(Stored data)
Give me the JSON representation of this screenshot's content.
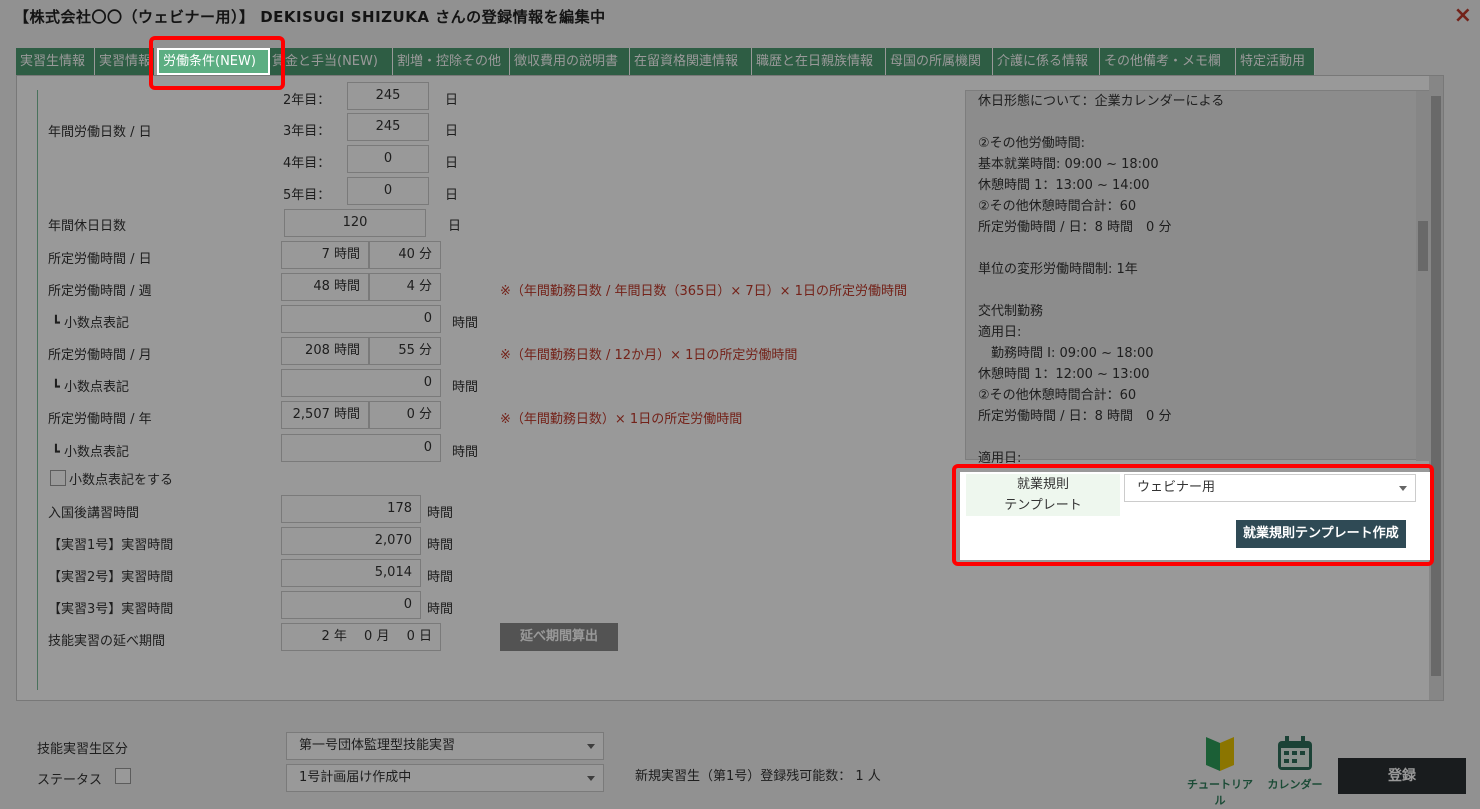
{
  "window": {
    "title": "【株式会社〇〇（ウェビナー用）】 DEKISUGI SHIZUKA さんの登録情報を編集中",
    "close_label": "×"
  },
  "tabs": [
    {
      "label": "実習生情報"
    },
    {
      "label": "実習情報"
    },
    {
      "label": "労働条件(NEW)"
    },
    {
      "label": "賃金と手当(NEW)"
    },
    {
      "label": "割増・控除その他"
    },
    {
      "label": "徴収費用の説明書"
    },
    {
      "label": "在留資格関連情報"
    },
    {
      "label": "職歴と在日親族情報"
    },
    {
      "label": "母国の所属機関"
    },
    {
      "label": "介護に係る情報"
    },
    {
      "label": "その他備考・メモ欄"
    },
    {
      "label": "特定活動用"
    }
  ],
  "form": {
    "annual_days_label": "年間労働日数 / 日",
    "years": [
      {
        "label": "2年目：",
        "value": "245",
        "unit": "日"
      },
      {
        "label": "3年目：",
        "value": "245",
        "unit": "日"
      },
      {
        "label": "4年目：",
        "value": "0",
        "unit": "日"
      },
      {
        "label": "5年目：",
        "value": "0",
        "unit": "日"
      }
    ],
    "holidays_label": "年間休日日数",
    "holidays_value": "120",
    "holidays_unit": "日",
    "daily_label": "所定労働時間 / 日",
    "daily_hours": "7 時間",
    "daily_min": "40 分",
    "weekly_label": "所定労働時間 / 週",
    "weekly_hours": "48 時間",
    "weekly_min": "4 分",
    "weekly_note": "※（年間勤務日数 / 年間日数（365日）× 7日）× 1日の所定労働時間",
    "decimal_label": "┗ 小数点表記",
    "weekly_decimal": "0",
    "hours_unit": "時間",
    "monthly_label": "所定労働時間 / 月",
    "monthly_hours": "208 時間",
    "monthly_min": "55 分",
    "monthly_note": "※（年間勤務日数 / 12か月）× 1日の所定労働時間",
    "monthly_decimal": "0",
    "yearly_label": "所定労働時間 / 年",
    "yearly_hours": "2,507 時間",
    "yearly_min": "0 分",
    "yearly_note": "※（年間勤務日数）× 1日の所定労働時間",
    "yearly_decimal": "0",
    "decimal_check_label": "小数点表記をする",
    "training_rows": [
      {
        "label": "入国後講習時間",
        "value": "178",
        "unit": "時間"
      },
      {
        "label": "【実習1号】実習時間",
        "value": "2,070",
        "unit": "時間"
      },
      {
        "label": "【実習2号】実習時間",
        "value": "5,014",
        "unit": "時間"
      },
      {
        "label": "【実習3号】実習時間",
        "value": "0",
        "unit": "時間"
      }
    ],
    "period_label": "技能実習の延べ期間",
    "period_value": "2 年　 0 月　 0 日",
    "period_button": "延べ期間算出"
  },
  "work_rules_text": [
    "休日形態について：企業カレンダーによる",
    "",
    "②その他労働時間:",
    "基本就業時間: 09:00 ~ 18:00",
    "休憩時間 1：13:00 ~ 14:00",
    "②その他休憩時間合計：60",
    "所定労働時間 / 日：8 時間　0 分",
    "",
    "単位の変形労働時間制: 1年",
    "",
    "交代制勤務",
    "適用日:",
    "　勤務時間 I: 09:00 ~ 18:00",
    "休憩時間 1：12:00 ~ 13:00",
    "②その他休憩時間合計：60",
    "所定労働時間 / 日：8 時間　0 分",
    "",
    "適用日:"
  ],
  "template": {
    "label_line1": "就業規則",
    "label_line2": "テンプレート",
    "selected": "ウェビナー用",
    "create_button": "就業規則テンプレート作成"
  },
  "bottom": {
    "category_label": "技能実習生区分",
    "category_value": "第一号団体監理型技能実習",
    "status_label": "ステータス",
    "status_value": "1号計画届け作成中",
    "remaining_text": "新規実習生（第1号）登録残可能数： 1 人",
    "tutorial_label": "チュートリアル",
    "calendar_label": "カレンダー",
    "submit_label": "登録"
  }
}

---

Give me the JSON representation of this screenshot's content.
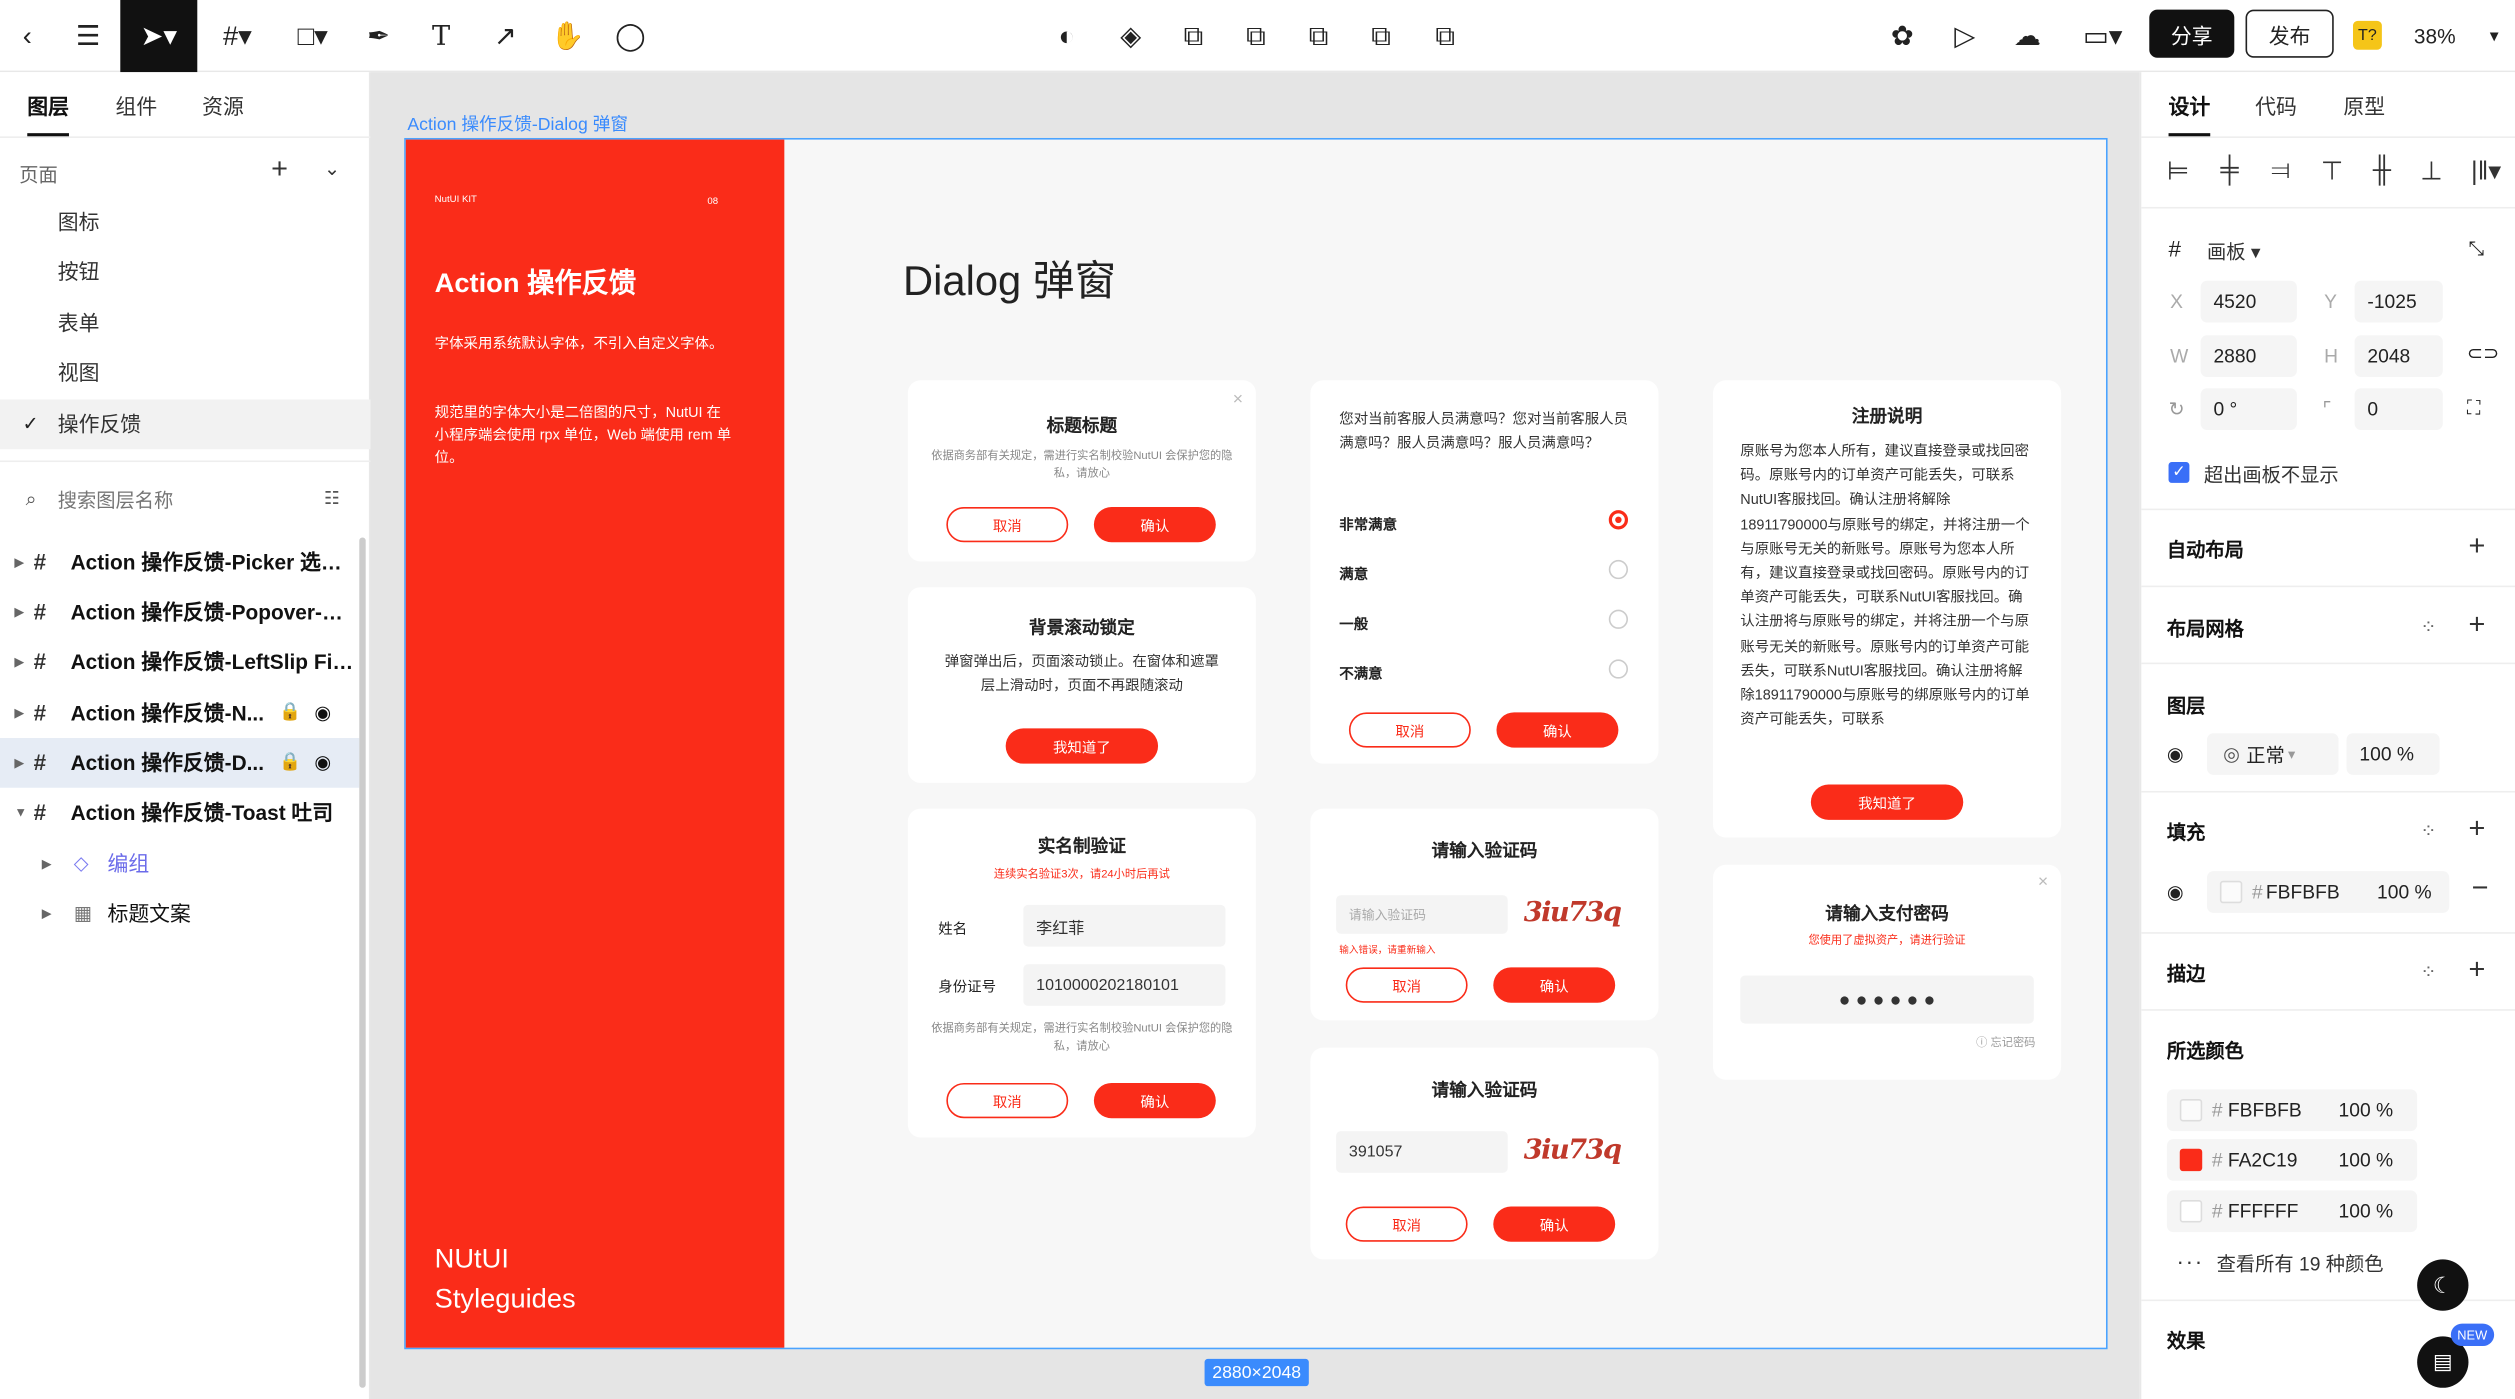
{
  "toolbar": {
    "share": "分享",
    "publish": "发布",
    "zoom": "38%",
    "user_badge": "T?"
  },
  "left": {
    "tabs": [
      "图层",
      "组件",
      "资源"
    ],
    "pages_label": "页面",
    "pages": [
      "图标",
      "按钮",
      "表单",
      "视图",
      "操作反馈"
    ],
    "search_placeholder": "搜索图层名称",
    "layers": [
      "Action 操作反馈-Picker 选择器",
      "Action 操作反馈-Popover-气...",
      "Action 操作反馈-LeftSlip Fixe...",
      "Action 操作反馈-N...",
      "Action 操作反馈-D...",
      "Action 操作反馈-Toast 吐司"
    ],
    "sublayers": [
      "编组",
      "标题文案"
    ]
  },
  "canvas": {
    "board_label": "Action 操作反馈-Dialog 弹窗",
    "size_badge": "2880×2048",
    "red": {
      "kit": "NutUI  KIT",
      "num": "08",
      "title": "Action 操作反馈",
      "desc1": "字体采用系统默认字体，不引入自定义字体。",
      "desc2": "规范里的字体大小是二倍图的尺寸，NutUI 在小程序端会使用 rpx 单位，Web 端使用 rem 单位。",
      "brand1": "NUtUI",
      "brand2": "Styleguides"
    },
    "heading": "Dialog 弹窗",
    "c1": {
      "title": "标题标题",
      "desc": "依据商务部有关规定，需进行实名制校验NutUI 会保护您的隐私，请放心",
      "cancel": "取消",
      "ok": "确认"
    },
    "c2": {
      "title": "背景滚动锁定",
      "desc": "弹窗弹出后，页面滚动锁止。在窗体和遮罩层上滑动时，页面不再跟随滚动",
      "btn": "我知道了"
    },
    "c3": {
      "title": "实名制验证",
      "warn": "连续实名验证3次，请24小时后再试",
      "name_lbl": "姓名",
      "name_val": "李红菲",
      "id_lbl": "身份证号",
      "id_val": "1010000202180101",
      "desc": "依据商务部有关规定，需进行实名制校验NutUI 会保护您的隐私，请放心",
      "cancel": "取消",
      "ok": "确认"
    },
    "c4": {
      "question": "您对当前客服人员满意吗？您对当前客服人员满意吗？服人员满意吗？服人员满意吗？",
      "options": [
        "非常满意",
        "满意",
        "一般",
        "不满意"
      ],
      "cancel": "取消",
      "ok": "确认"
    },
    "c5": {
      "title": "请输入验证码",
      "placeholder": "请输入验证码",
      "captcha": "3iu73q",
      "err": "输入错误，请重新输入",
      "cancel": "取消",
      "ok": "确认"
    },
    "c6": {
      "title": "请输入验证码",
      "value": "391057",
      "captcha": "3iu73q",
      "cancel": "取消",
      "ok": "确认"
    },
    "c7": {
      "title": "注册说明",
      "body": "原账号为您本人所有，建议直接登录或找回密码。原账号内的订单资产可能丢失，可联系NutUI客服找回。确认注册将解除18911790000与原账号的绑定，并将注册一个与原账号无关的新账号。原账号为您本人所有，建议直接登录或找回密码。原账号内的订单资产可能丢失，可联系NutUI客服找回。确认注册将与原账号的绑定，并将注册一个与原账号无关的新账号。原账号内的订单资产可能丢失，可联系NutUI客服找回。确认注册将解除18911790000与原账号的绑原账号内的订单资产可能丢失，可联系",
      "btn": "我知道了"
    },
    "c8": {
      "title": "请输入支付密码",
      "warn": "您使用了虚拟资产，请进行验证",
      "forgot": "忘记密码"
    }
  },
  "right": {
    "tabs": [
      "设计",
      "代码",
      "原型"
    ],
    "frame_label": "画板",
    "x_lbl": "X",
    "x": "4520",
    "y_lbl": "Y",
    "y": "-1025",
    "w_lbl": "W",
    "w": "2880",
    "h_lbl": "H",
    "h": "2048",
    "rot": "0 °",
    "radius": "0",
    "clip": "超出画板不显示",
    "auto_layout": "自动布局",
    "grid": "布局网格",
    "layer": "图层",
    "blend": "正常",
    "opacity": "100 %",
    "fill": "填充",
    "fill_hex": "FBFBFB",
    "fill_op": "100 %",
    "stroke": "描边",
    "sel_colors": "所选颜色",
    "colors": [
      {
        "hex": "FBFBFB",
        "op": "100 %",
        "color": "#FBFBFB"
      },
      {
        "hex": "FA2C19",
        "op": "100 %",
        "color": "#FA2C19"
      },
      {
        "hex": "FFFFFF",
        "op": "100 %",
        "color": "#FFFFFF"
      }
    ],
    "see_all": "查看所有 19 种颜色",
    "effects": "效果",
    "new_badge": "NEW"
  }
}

...

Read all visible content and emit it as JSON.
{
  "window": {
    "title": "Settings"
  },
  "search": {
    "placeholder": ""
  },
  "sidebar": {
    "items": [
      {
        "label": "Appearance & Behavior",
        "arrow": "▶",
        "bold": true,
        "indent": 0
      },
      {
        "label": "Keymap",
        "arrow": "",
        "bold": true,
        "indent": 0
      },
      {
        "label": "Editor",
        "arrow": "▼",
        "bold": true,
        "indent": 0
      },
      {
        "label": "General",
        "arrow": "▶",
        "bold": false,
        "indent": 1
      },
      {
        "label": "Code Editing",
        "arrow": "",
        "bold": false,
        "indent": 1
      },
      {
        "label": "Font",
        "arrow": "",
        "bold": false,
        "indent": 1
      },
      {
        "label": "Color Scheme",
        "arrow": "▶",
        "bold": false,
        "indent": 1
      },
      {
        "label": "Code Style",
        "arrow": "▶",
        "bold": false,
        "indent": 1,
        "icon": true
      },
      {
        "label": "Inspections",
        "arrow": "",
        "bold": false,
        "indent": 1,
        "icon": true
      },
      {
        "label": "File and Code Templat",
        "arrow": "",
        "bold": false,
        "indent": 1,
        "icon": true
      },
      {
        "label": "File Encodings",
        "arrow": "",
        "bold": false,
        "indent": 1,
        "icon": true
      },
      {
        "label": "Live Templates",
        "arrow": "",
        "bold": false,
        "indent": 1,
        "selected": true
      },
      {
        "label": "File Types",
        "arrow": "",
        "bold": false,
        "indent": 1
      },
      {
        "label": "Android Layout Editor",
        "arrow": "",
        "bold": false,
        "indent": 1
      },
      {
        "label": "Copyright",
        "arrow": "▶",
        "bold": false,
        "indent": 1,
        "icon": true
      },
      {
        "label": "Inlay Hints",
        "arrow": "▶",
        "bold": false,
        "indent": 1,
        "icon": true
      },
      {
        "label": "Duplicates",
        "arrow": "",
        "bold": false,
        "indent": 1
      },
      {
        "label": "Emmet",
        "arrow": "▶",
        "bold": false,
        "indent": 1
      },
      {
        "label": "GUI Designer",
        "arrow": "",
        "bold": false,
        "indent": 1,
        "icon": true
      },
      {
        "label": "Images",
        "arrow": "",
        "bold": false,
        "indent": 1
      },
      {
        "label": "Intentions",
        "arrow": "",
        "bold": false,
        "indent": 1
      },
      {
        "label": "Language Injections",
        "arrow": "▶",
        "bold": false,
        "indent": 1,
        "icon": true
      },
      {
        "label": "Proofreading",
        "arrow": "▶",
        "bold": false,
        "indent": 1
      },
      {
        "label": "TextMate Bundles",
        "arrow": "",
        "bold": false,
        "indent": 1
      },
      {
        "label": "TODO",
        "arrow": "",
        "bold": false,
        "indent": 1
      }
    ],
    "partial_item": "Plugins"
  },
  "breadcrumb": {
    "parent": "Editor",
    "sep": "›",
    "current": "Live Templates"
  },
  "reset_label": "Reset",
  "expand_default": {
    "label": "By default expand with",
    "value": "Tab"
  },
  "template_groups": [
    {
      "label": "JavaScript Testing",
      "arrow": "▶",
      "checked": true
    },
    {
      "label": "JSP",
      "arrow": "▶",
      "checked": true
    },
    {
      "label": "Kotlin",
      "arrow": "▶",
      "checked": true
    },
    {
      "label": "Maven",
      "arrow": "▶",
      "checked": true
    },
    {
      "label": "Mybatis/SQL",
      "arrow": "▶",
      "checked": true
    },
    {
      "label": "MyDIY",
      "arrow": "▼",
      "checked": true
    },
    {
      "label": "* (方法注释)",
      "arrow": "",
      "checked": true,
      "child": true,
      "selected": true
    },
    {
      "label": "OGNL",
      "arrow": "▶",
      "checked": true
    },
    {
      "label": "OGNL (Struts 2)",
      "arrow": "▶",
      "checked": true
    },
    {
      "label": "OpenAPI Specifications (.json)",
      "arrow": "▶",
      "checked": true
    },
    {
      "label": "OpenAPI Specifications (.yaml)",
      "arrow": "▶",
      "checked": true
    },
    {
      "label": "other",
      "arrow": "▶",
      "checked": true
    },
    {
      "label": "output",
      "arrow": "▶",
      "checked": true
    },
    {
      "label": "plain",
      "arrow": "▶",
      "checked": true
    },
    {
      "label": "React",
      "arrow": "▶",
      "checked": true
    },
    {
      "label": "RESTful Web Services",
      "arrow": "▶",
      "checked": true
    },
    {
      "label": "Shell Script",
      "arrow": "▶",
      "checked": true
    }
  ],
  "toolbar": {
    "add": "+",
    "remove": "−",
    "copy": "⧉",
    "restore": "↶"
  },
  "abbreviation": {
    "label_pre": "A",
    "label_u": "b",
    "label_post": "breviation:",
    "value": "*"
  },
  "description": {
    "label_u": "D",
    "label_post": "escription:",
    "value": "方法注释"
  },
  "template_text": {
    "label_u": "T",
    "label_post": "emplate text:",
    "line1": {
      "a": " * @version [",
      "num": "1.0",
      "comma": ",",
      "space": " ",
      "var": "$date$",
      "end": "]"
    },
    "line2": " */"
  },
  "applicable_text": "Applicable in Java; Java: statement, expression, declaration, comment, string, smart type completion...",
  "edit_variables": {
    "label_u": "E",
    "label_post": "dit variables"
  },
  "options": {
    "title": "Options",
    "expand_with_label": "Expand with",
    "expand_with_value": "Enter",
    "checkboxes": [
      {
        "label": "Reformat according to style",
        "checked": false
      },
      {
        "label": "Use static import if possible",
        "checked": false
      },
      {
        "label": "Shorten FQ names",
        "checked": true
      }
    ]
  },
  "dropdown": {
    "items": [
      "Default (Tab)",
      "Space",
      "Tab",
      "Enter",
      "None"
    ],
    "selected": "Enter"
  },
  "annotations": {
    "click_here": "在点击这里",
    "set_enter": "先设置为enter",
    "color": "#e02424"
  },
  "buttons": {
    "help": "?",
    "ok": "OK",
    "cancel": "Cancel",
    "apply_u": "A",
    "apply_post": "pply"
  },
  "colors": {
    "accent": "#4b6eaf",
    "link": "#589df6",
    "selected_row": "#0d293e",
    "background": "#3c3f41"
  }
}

▸ Problem description
Return each line among the entries that holds the word "ウェビナー用".

▸ Worked answer
    "title": "【株式会社〇〇（ウェビナー用）】 DEKISUGI SHIZUKA さんの登録情報を編集中",
    "selected": "ウェビナー用",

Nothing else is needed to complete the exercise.